• EXERCISE TASK
Below are some records; work out how many of their lines contain "абонентской" and give the number only.

[Records contained in a dataset]
☆ ☆ ☆

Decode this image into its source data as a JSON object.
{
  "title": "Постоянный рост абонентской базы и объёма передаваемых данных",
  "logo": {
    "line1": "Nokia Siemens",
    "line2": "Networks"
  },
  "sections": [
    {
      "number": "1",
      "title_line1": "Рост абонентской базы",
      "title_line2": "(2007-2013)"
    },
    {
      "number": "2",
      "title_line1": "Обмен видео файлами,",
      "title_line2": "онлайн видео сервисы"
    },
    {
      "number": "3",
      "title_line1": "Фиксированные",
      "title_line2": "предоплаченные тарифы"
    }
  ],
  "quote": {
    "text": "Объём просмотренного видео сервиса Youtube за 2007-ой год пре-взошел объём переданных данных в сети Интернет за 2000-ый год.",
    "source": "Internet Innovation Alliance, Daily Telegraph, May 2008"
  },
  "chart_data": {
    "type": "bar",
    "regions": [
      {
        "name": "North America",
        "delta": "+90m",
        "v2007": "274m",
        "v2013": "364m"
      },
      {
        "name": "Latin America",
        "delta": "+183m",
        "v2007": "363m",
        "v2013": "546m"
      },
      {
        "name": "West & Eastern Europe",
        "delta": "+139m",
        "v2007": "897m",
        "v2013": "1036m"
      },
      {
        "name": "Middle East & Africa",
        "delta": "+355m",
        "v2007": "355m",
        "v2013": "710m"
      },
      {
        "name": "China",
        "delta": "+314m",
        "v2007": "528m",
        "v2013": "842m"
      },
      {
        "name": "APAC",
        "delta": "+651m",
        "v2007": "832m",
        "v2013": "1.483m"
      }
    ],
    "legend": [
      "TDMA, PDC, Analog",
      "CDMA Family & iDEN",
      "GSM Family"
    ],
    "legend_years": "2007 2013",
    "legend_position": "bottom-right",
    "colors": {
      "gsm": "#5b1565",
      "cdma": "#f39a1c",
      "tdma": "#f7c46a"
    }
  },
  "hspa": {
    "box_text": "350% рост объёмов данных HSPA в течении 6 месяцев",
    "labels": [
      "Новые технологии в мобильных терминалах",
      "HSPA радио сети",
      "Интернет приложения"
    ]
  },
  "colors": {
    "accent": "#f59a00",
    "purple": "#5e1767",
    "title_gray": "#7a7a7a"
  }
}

☆ ☆ ☆

• RESPONSE TO THE TASK
2